● **WRITTEN REQUEST**: In this exercise, return the whole listing exactly, excluding any images.

● **EXCERPTED RECORDS**:
-- START --

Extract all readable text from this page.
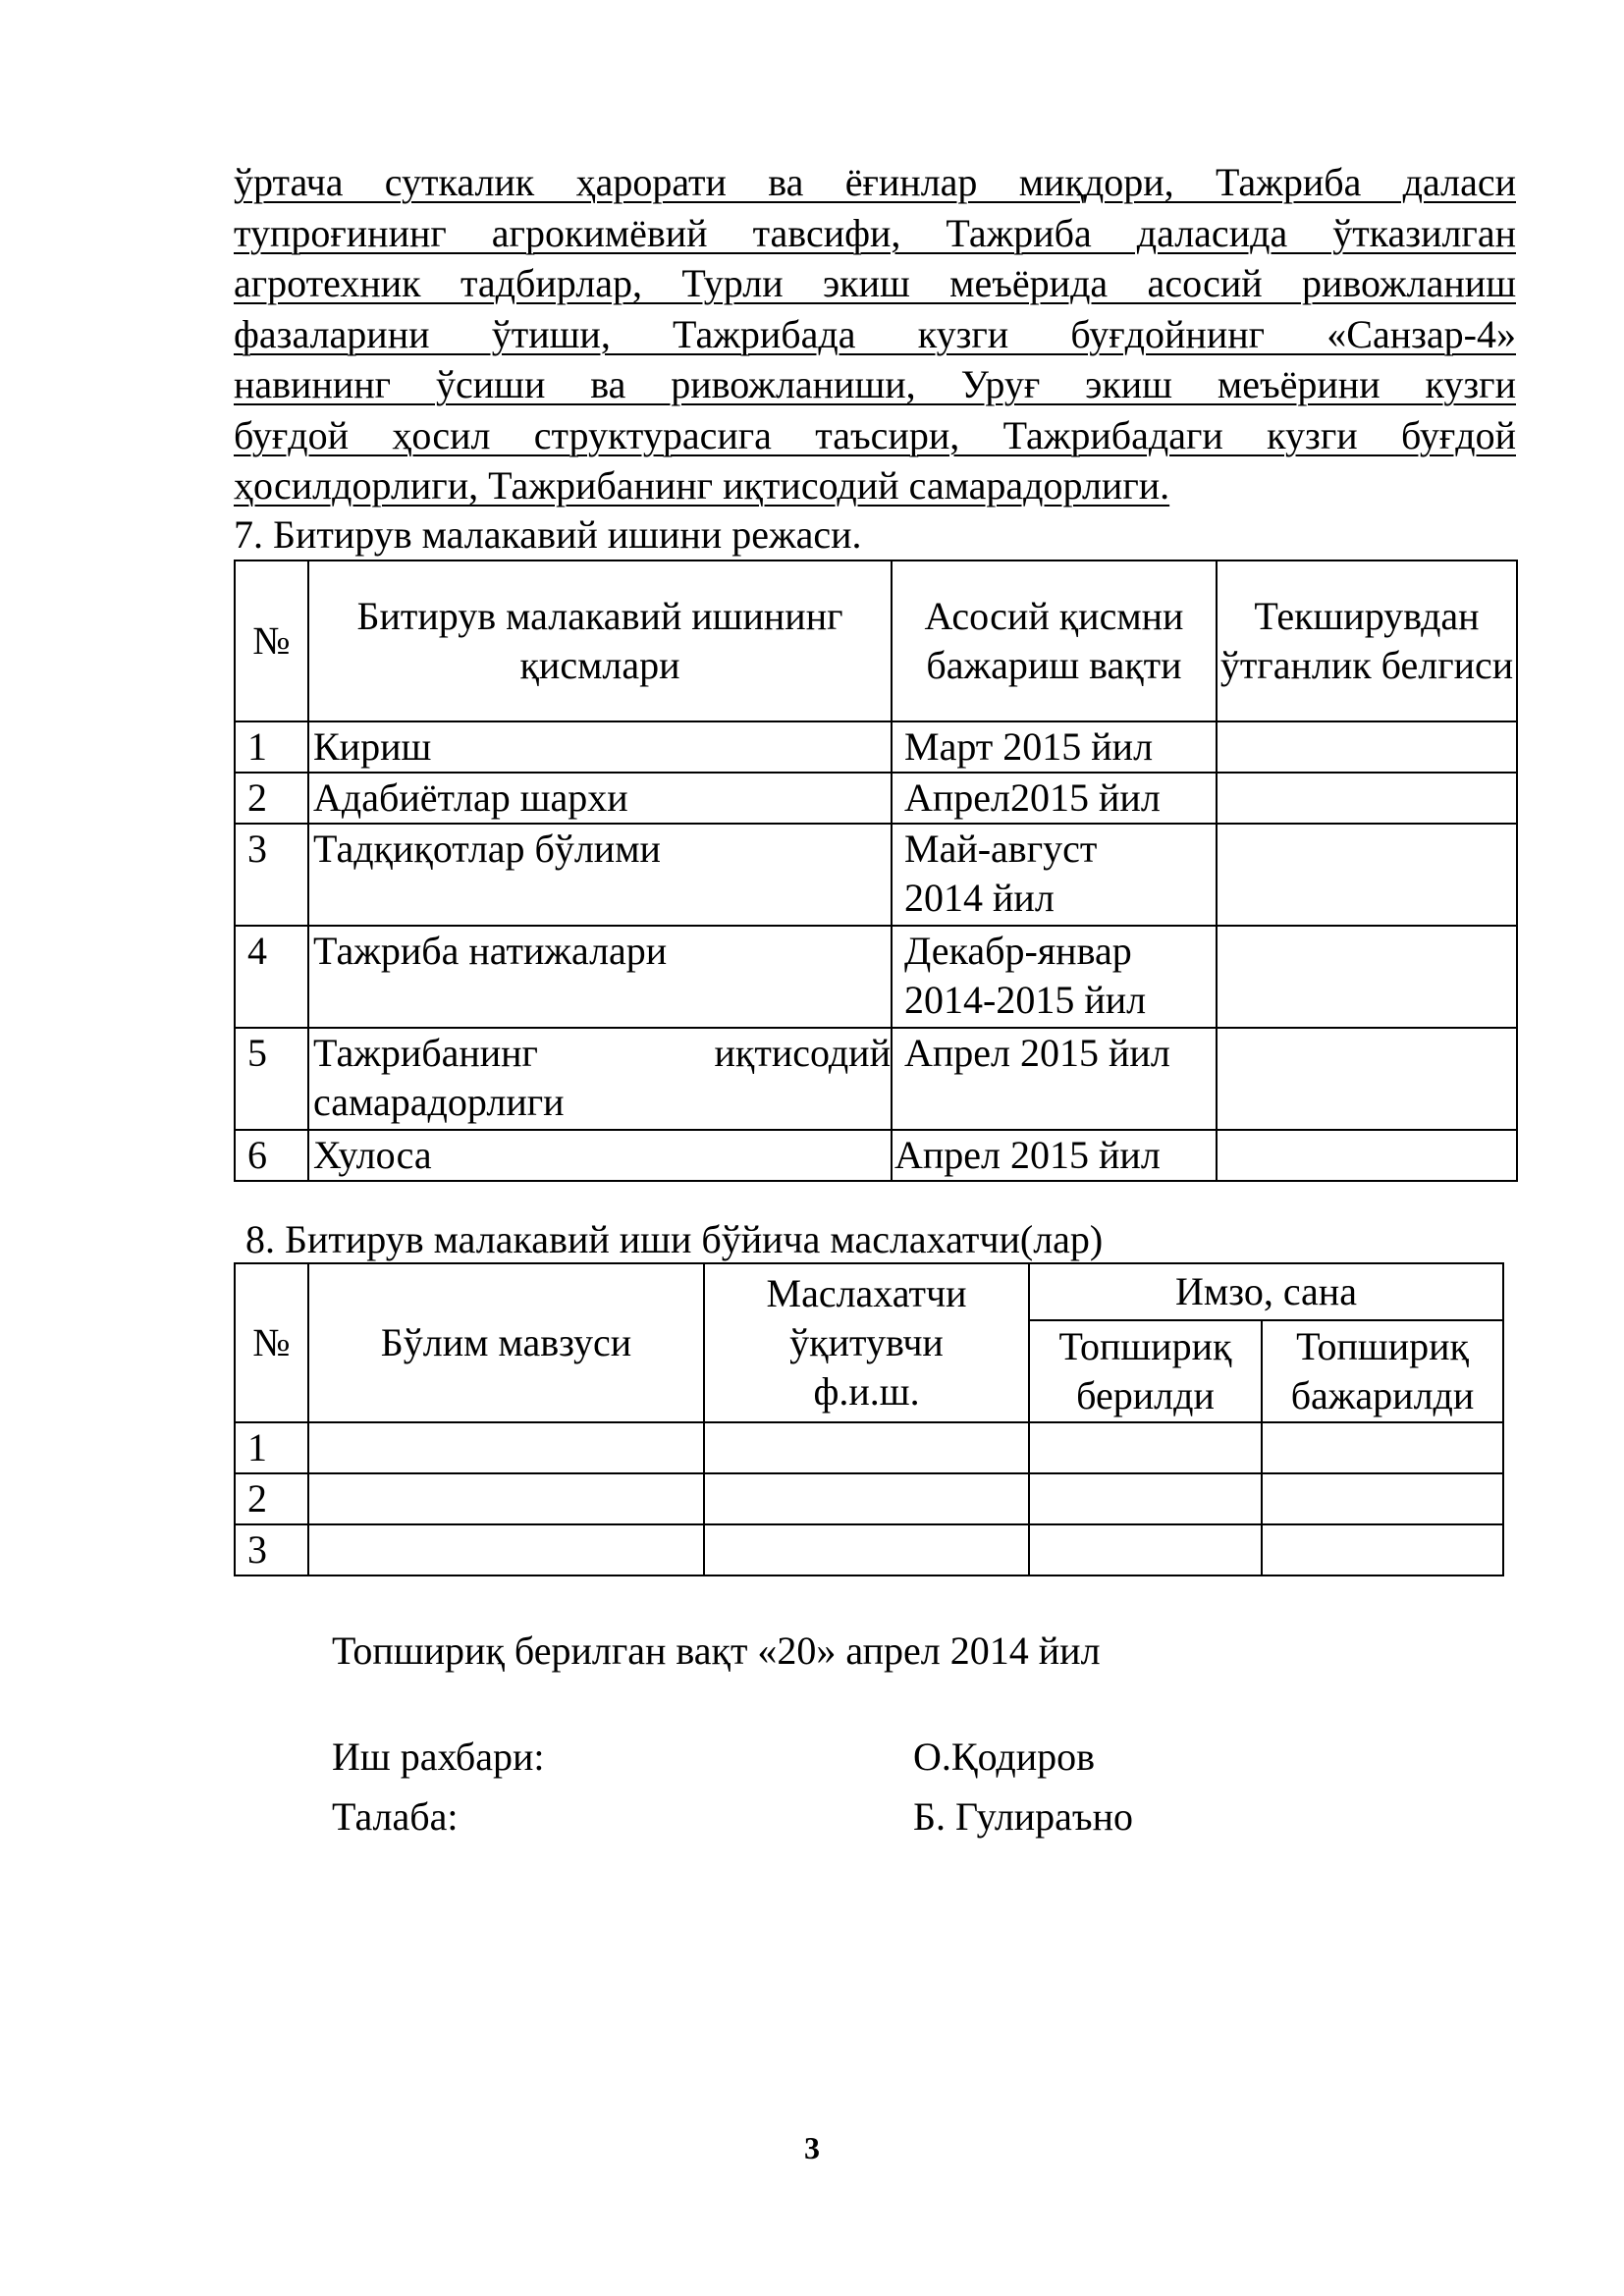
ўртача суткалик ҳарорати ва ёғинлар миқдори, Тажриба даласи
тупроғининг агрокимёвий тавсифи, Тажриба даласида ўтказилган
агротехник тадбирлар, Турли экиш меъёрида асосий ривожланиш
фазаларини ўтиши, Тажрибада кузги буғдойнинг «Санзар-4»
навининг ўсиши ва ривожланиши, Уруғ экиш меъёрини кузги
буғдой ҳосил структурасига таъсири, Тажрибадаги кузги буғдой
ҳосилдорлиги, Тажрибанинг иқтисодий самарадорлиги.
7. Битирув малакавий ишини режаси.
№	Битирув малакавий ишининг қисмлари	Асосий қисмни бажариш вақти	Текширувдан ўтганлик белгиси
1	Кириш	Март 2015 йил	
2	Адабиётлар шархи	Апрел2015 йил	
3	Тадқиқотлар бўлими	Май-август 2014 йил	
4	Тажриба натижалари	Декабр-январ 2014-2015 йил	
5	Тажрибанинг иқтисодий самарадорлиги	Апрел 2015 йил	
6	Хулоса	Апрел 2015 йил	
8. Битирув малакавий иши бўйича маслахатчи(лар)
№	Бўлим мавзуси	Маслахатчи ўқитувчи ф.и.ш.	Имзо, сана	
			Топшириқ берилди	Топшириқ бажарилди
1				
2				
3				
Топшириқ берилган вақт «20» апрел 2014 йил
Иш рахбари:	О.Қодиров
Талаба:	Б. Гулираъно
3
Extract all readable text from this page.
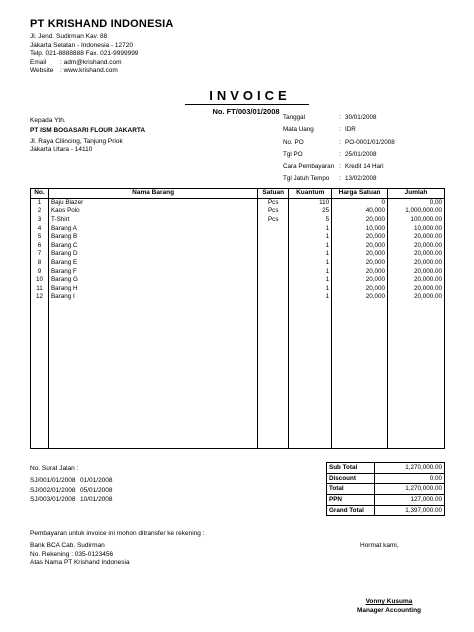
PT KRISHAND INDONESIA
Jl. Jend. Sudirman Kav. 88
Jakarta Selatan - Indonesia - 12720
Telp. 021-8888888 Fax. 021-9999999
Email : adm@krishand.com
Website : www.krishand.com
INVOICE
No. FT/003/01/2008
Kepada Yth.
PT ISM BOGASARI FLOUR JAKARTA
Jl. Raya Cilincing, Tanjung Priok
Jakarta Utara - 14110
Tanggal	: 30/01/2008
Mata Uang	: IDR
No. PO	: PO-0001/01/2008
Tgl PO	: 25/01/2008
Cara Pembayaran : Kredit 14 Hari
Tgl Jatuh Tempo : 13/02/2008
No.	Nama Barang	Satuan	Kuantum	Harga Satuan	Jumlah
1	Baju Blazer	Pcs	110	0	0,00
2	Kaos Polo	Pcs	25	40,000	1,000,000.00
3	T-Shirt	Pcs	5	20,000	100,000.00
4	Barang A		1	10,000	10,000.00
5	Barang B		1	20,000	20,000.00
6	Barang C		1	20,000	20,000.00
7	Barang D		1	20,000	20,000.00
8	Barang E		1	20,000	20,000.00
9	Barang F		1	20,000	20,000.00
10	Barang G		1	20,000	20,000.00
11	Barang H		1	20,000	20,000.00
12	Barang I		1	20,000	20,000.00

No. Surat Jalan :
SJ/001/01/2008 01/01/2008
SJ/002/01/2008 05/01/2008
SJ/003/01/2008 10/01/2008
Sub Total	1,270,000.00
Discount	0.00
Total	1,270,000.00
PPN	127,000.00
Grand Total	1,397,000.00
Pembayaran untuk invoice ini mohon ditransfer ke rekening :
Bank BCA Cab. Sudirman
No. Rekening : 035-0123456
Atas Nama PT Krishand Indonesia
Hormat kami,
Vonny Kusuma
Manager Accounting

-- END --

● **REPLY TO THE EXERCISE**:
Extract all readable text from this page.
ўртача суткалик ҳарорати ва ёғинлар миқдори, Тажриба даласи
тупроғининг агрокимёвий тавсифи, Тажриба даласида ўтказилган
агротехник тадбирлар, Турли экиш меъёрида асосий ривожланиш
фазаларини ўтиши, Тажрибада кузги буғдойнинг «Санзар-4»
навининг ўсиши ва ривожланиши, Уруғ экиш меъёрини кузги
буғдой ҳосил структурасига таъсири, Тажрибадаги кузги буғдой
ҳосилдорлиги, Тажрибанинг иқтисодий самарадорлиги.
7. Битирув малакавий ишини режаси.
№	Битирув малакавий ишининг қисмлари	Асосий қисмни бажариш вақти	Текширувдан ўтганлик белгиси
1	Кириш	Март 2015 йил	
2	Адабиётлар шархи	Апрел2015 йил	
3	Тадқиқотлар бўлими	Май-август 2014 йил	
4	Тажриба натижалари	Декабр-январ 2014-2015 йил	
5	Тажрибанинг иқтисодий самарадорлиги	Апрел 2015 йил	
6	Хулоса	Апрел 2015 йил	
8. Битирув малакавий иши бўйича маслахатчи(лар)
№	Бўлим мавзуси	Маслахатчи ўқитувчи ф.и.ш.	Имзо, сана	
			Топшириқ берилди	Топшириқ бажарилди
1				
2				
3				
Топшириқ берилган вақт «20» апрел 2014 йил
Иш рахбари:	О.Қодиров
Талаба:	Б. Гулираъно
3
Extract all readable text from this page.
PT KRISHAND INDONESIA
Jl. Jend. Sudirman Kav. 88
Jakarta Selatan - Indonesia - 12720
Telp. 021-8888888 Fax. 021-9999999
Email : adm@krishand.com
Website : www.krishand.com
INVOICE
No. FT/003/01/2008
Kepada Yth.
PT ISM BOGASARI FLOUR JAKARTA
Jl. Raya Cilincing, Tanjung Priok
Jakarta Utara - 14110
Tanggal	: 30/01/2008
Mata Uang	: IDR
No. PO	: PO-0001/01/2008
Tgl PO	: 25/01/2008
Cara Pembayaran : Kredit 14 Hari
Tgl Jatuh Tempo : 13/02/2008
No.	Nama Barang	Satuan	Kuantum	Harga Satuan	Jumlah
1	Baju Blazer	Pcs	110	0	0,00
2	Kaos Polo	Pcs	25	40,000	1,000,000.00
3	T-Shirt	Pcs	5	20,000	100,000.00
4	Barang A		1	10,000	10,000.00
5	Barang B		1	20,000	20,000.00
6	Barang C		1	20,000	20,000.00
7	Barang D		1	20,000	20,000.00
8	Barang E		1	20,000	20,000.00
9	Barang F		1	20,000	20,000.00
10	Barang G		1	20,000	20,000.00
11	Barang H		1	20,000	20,000.00
12	Barang I		1	20,000	20,000.00

No. Surat Jalan :
SJ/001/01/2008 01/01/2008
SJ/002/01/2008 05/01/2008
SJ/003/01/2008 10/01/2008
Sub Total	1,270,000.00
Discount	0.00
Total	1,270,000.00
PPN	127,000.00
Grand Total	1,397,000.00
Pembayaran untuk invoice ini mohon ditransfer ke rekening :
Bank BCA Cab. Sudirman
No. Rekening : 035-0123456
Atas Nama PT Krishand Indonesia
Hormat kami,
Vonny Kusuma
Manager Accounting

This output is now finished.